Exercise = Read the entries below and pull out each line with the string "text".

Dataset extract =

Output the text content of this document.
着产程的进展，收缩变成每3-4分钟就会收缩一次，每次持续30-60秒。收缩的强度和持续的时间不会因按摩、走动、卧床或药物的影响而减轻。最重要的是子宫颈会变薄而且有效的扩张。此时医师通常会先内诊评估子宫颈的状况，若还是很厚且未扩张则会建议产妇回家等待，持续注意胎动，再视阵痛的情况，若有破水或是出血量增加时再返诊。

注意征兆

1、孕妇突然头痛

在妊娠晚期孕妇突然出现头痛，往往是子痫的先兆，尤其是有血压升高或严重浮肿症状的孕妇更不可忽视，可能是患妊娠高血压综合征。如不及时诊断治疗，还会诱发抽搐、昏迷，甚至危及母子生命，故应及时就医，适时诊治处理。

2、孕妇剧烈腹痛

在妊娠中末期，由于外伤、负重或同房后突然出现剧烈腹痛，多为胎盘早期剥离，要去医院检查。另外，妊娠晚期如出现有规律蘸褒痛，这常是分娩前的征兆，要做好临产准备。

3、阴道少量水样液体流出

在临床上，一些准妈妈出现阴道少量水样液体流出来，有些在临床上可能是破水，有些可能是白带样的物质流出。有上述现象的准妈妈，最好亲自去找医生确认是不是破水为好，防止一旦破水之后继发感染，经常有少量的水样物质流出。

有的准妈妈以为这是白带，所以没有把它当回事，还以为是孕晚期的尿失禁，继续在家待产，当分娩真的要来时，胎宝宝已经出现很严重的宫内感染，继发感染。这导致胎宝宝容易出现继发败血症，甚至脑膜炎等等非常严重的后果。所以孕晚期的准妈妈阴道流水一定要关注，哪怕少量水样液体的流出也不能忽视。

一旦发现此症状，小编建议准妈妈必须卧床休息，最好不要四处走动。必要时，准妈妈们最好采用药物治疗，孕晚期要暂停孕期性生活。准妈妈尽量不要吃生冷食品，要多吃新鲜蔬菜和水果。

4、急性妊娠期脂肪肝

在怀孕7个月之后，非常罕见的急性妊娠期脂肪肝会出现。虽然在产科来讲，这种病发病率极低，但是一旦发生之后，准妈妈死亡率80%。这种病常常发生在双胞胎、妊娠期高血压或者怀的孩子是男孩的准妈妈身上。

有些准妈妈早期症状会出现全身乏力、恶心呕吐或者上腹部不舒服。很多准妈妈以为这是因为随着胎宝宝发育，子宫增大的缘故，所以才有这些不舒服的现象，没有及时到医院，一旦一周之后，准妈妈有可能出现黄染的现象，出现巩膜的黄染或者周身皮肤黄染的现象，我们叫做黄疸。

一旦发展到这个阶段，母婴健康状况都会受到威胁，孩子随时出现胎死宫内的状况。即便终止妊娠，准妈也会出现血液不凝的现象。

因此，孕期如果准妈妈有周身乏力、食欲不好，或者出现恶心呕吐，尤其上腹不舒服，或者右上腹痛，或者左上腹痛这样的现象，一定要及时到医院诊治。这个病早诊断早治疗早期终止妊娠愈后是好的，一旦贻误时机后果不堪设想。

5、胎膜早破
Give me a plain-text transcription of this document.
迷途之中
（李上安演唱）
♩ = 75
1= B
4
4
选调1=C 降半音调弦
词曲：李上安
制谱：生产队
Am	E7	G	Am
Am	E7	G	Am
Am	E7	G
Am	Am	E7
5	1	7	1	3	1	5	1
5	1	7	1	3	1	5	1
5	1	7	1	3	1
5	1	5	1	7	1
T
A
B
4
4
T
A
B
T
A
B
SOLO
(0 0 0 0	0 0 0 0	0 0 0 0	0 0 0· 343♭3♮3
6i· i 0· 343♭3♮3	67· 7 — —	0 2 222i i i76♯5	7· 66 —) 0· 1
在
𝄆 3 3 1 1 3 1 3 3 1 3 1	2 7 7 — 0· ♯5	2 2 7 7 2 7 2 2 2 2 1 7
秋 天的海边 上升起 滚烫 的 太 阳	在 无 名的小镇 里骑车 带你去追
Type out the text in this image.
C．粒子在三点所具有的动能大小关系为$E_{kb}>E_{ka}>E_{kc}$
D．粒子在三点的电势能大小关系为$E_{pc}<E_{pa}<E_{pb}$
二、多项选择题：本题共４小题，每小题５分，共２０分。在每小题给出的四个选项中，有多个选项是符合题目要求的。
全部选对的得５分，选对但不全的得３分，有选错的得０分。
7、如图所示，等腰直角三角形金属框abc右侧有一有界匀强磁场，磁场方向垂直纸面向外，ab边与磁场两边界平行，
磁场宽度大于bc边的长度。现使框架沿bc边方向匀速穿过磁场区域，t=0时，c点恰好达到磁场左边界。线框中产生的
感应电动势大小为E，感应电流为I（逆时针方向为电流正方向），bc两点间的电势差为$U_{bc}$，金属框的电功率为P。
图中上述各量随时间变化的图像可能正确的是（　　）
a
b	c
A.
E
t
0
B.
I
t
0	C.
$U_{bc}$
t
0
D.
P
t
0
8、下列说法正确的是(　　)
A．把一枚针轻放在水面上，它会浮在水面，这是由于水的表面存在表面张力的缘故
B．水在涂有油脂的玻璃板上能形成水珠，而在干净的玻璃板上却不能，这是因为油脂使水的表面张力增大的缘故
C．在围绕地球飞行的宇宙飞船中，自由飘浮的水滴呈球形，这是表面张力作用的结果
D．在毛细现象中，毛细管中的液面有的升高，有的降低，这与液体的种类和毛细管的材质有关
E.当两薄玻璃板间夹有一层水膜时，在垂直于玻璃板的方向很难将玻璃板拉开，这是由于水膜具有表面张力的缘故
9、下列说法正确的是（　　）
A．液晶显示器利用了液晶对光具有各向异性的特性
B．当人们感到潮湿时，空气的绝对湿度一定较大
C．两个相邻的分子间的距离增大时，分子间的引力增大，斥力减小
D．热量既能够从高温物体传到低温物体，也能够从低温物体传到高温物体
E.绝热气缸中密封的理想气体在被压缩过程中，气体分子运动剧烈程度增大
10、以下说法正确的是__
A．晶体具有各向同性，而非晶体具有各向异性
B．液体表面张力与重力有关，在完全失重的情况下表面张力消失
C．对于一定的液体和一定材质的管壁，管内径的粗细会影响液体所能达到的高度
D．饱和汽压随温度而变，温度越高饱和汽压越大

Exercise response =
Output the text content of this document.
Give me a plain-text transcription of this document.
Type out the text in this image.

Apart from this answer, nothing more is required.